-- start DATA SHOWN --

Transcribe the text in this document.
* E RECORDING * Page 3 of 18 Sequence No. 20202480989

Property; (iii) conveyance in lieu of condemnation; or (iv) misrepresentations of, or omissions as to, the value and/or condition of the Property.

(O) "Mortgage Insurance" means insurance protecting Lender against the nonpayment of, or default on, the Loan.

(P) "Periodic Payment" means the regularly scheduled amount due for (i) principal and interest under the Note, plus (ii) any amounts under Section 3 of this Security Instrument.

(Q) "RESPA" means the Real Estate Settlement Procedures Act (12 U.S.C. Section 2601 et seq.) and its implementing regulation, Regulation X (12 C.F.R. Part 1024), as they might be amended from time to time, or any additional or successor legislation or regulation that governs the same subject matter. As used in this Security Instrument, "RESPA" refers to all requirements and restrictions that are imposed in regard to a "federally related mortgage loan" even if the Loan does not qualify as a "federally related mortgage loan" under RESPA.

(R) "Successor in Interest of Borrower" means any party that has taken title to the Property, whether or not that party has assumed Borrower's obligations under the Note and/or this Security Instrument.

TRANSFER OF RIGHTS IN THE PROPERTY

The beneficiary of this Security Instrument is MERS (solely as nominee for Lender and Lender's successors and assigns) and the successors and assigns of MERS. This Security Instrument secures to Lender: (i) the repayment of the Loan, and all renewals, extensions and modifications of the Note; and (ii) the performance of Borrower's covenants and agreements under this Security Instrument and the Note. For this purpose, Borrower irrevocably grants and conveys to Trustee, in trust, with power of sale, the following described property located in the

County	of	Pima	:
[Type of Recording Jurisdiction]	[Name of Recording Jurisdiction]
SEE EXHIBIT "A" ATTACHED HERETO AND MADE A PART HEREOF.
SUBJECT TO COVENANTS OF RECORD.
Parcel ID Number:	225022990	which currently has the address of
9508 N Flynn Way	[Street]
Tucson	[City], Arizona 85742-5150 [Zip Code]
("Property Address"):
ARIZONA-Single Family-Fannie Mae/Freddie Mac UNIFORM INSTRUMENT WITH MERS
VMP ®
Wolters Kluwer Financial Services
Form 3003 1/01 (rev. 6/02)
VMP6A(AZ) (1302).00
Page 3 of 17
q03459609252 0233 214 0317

-- end DATA SHOWN --

*WORK INSTRUCTIONS*. Search the data for "that" and list every line in which it occurs.

*TASK RESPONSE*.
(Q) "RESPA" means the Real Estate Settlement Procedures Act (12 U.S.C. Section 2601 et seq.) and its implementing regulation, Regulation X (12 C.F.R. Part 1024), as they might be amended from time to time, or any additional or successor legislation or regulation that governs the same subject matter. As used in this Security Instrument, "RESPA" refers to all requirements and restrictions that are imposed in regard to a "federally related mortgage loan" even if the Loan does not qualify as a "federally related mortgage loan" under RESPA.
(R) "Successor in Interest of Borrower" means any party that has taken title to the Property, whether or not that party has assumed Borrower's obligations under the Note and/or this Security Instrument.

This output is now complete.